■ WRITTEN INSTRUCTION
Take from the listing each line that has the string "использования".

■ ENTRIES SHOWN
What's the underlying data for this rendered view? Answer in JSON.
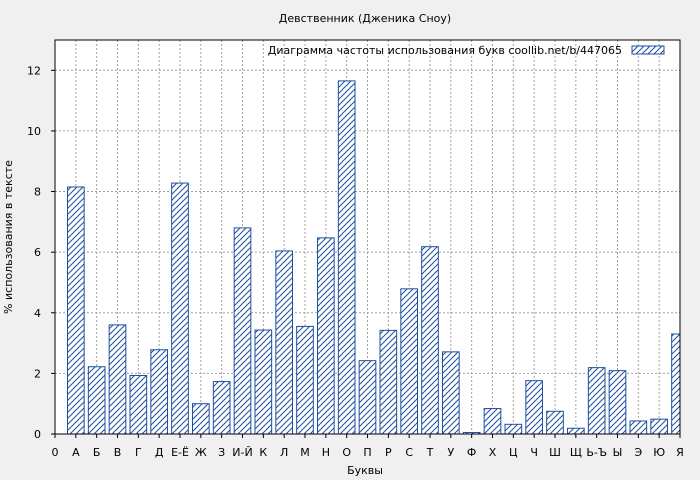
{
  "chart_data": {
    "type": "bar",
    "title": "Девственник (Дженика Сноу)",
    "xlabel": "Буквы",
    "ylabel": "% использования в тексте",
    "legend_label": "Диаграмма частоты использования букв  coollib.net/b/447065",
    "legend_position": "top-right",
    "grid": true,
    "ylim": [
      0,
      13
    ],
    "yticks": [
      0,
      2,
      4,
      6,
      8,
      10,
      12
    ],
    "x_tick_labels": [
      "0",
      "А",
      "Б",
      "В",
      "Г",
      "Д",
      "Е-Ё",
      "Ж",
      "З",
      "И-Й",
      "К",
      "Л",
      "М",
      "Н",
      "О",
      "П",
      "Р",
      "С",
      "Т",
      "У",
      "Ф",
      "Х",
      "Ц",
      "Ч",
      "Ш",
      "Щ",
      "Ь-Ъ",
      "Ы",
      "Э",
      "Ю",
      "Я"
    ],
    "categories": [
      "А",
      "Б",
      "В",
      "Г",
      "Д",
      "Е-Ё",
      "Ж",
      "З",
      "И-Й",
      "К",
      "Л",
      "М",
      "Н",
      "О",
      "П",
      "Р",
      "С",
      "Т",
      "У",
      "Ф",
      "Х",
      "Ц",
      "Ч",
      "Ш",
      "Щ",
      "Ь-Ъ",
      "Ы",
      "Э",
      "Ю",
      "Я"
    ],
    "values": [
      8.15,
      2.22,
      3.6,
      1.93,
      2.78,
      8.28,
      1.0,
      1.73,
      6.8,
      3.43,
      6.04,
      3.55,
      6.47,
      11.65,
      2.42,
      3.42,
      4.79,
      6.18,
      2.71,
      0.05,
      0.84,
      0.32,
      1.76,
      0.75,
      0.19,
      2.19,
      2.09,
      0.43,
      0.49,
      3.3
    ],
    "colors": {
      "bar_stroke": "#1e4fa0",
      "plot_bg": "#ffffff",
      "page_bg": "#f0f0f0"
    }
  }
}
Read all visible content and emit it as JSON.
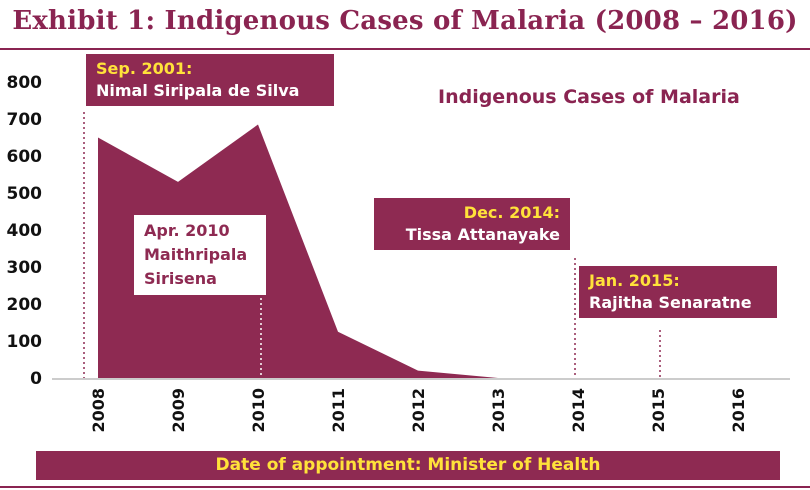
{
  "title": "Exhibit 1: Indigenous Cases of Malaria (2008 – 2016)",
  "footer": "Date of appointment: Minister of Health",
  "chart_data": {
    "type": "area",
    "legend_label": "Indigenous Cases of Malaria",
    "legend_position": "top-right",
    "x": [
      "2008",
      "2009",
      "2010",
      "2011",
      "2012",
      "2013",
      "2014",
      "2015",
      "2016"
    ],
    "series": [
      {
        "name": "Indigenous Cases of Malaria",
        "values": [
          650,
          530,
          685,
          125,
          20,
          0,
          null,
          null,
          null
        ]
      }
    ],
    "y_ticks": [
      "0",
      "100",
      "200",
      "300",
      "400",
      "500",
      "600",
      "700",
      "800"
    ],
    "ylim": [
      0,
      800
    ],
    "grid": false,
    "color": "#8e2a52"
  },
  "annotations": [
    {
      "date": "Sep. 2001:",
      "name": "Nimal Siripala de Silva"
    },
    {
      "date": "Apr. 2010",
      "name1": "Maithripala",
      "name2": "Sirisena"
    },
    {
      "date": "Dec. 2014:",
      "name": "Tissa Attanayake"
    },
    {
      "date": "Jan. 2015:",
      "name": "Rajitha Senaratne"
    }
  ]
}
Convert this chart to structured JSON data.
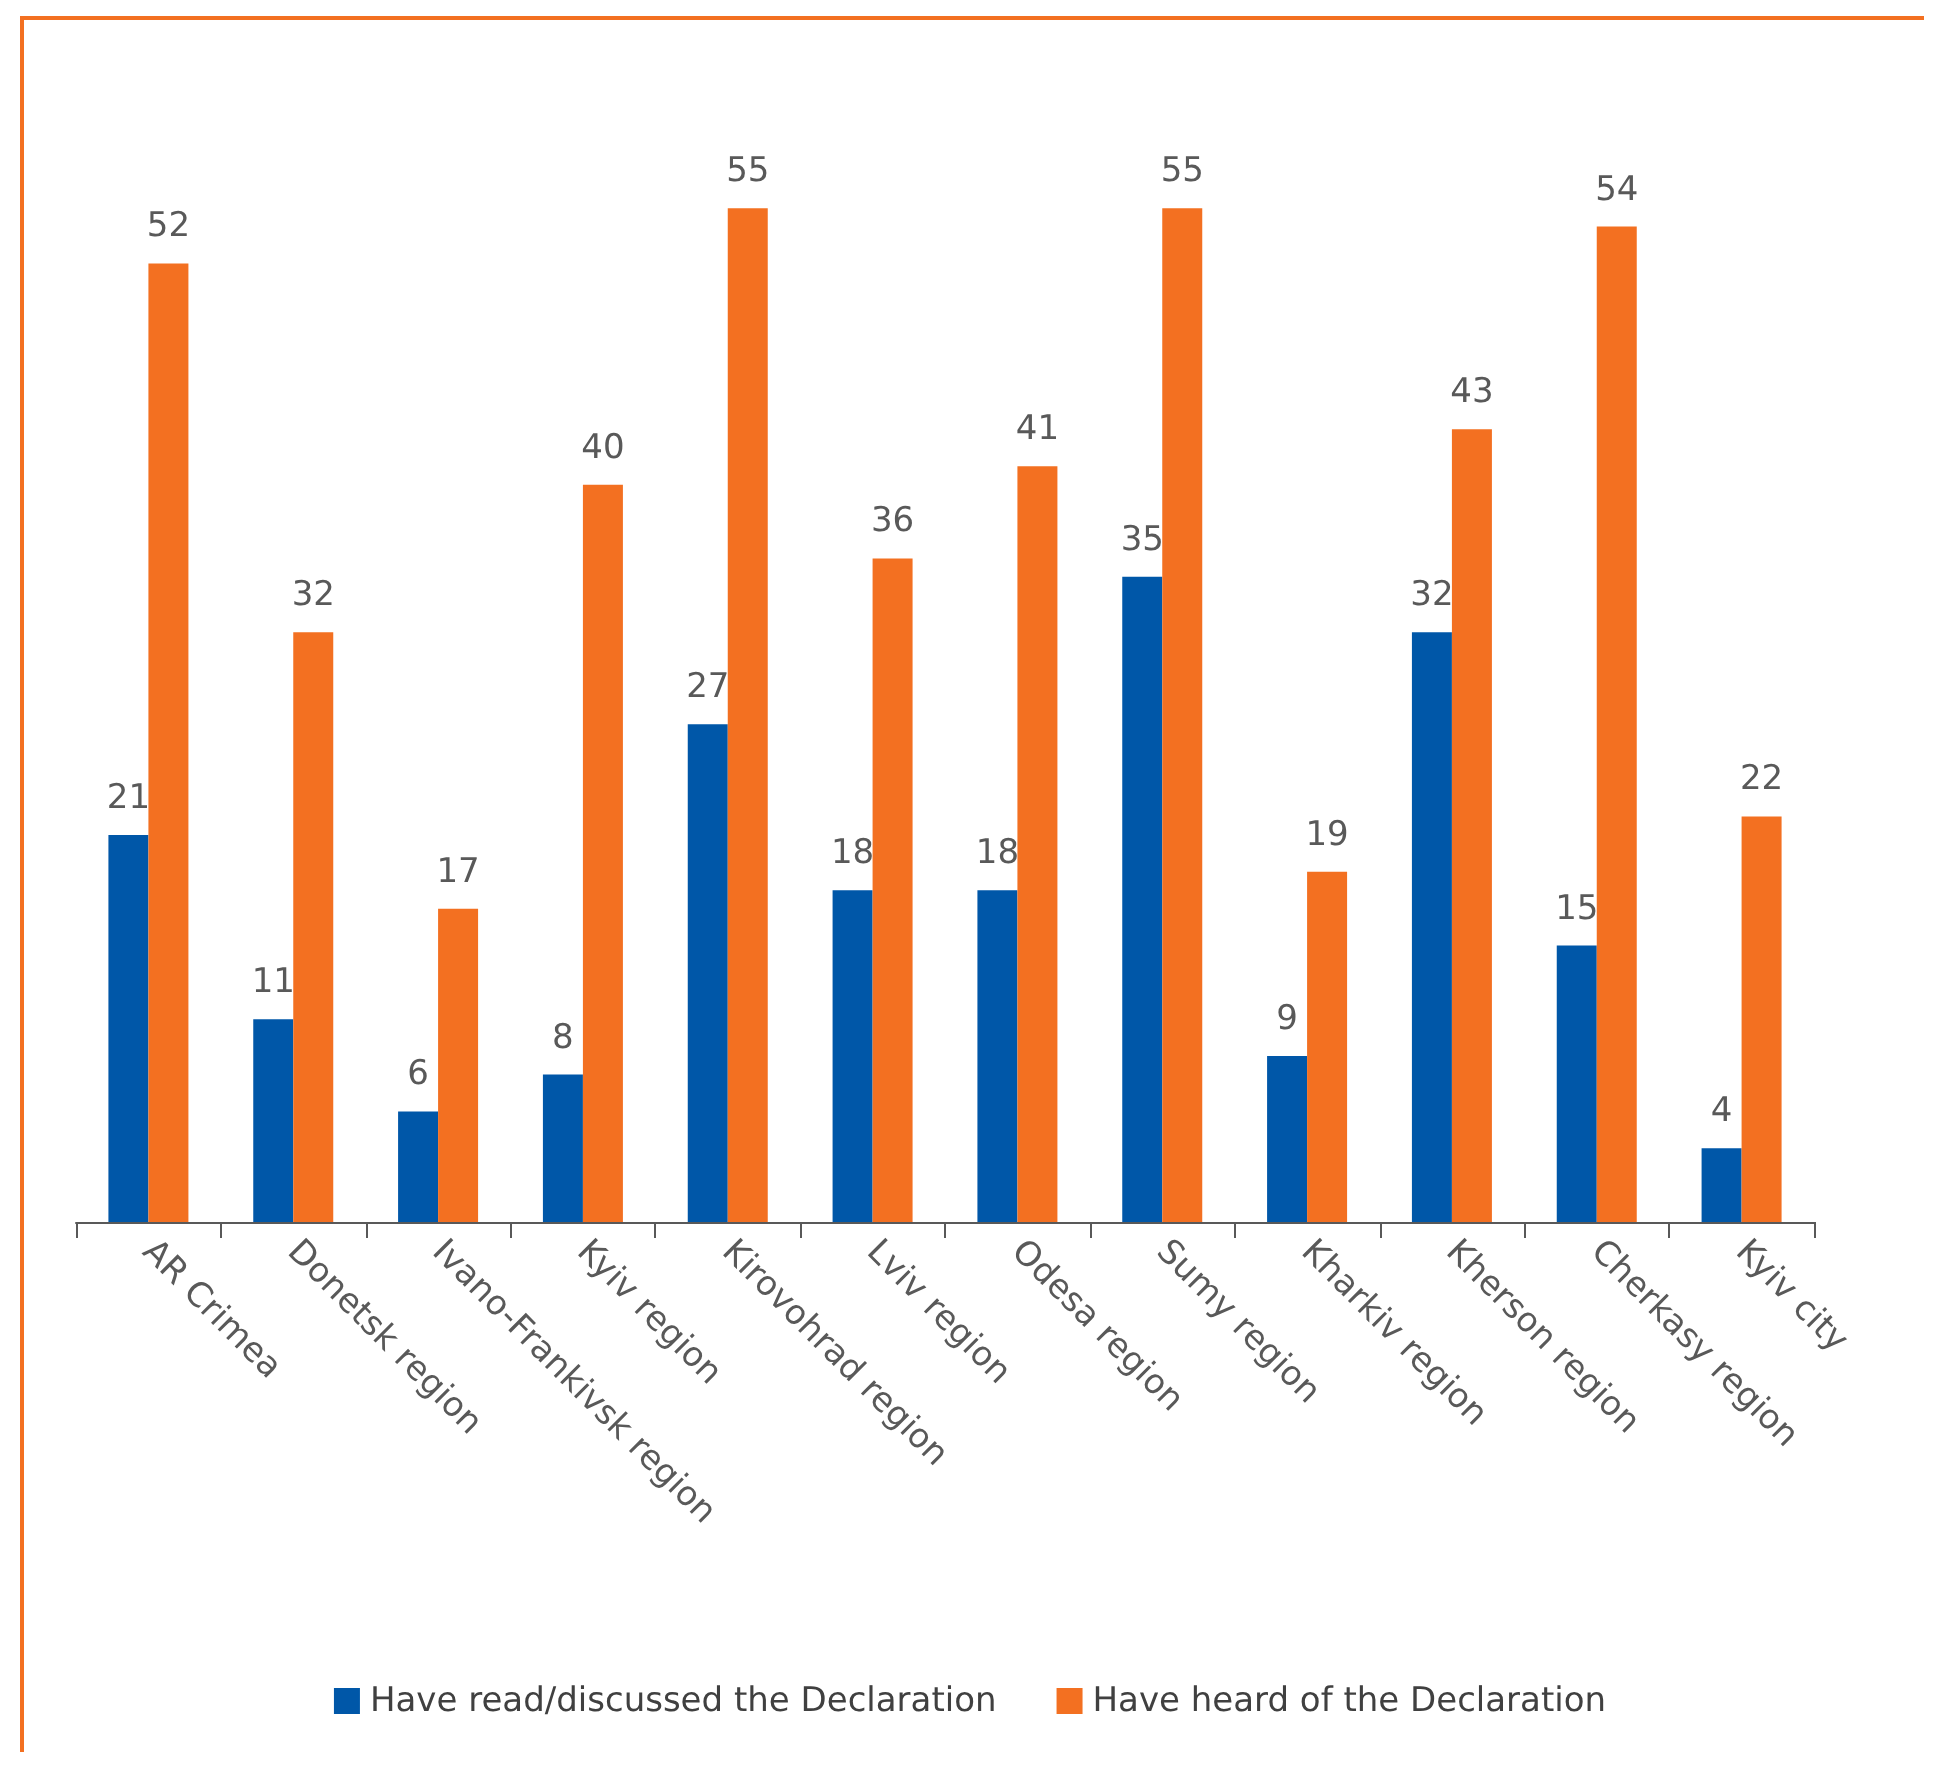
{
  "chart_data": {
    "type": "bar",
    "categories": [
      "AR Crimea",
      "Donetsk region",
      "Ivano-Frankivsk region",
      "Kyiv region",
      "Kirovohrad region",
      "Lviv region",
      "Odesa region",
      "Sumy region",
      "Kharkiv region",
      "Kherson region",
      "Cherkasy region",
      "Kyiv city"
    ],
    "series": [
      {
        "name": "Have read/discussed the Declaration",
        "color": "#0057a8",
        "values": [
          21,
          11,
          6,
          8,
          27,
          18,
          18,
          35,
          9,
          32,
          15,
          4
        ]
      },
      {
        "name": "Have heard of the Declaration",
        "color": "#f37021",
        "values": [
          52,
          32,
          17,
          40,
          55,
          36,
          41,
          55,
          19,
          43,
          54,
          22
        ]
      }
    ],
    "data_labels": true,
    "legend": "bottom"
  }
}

■ SOLUTION FOR THIS TASK
    "ylabel": "% использования в тексте",
    "legend_label": "Диаграмма частоты использования букв  coollib.net/b/447065",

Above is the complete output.